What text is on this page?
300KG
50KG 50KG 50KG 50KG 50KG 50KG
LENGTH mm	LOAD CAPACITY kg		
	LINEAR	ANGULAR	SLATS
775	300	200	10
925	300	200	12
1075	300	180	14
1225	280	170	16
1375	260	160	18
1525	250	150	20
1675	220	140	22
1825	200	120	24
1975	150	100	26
* * *
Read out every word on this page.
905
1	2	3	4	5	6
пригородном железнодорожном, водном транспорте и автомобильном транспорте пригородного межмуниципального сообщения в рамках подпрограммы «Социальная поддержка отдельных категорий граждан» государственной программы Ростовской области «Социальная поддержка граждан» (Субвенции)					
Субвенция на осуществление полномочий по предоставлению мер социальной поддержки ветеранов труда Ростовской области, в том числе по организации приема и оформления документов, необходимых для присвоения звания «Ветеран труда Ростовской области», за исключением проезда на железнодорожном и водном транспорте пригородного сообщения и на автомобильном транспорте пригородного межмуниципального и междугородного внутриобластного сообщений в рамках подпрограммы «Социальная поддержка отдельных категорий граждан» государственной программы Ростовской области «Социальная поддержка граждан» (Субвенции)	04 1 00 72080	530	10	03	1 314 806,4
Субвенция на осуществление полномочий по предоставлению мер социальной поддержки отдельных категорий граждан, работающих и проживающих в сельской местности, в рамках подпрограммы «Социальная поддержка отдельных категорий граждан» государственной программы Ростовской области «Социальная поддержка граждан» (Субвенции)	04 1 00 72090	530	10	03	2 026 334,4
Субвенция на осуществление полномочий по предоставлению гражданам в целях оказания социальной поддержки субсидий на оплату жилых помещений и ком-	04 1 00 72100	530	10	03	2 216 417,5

Request: Copy out every line that includes the word "предоставлению".

Final answer:
Субвенция на осуществление полномочий по предоставлению мер социальной поддержки ветеранов труда Ростовской области, в том числе по организации приема и оформления документов, необходимых для присвоения звания «Ветеран труда Ростовской области», за исключением проезда на железнодорожном и водном транспорте пригородного сообщения и на автомобильном транспорте пригородного межмуниципального и междугородного внутриобластного сообщений в рамках подпрограммы «Социальная поддержка отдельных категорий граждан» государственной программы Ростовской области «Социальная поддержка граждан» (Субвенции)	04 1 00 72080	530	10	03	1 314 806,4
Субвенция на осуществление полномочий по предоставлению мер социальной поддержки отдельных категорий граждан, работающих и проживающих в сельской местности, в рамках подпрограммы «Социальная поддержка отдельных категорий граждан» государственной программы Ростовской области «Социальная поддержка граждан» (Субвенции)	04 1 00 72090	530	10	03	2 026 334,4
Субвенция на осуществление полномочий по предоставлению гражданам в целях оказания социальной поддержки субсидий на оплату жилых помещений и ком-	04 1 00 72100	530	10	03	2 216 417,5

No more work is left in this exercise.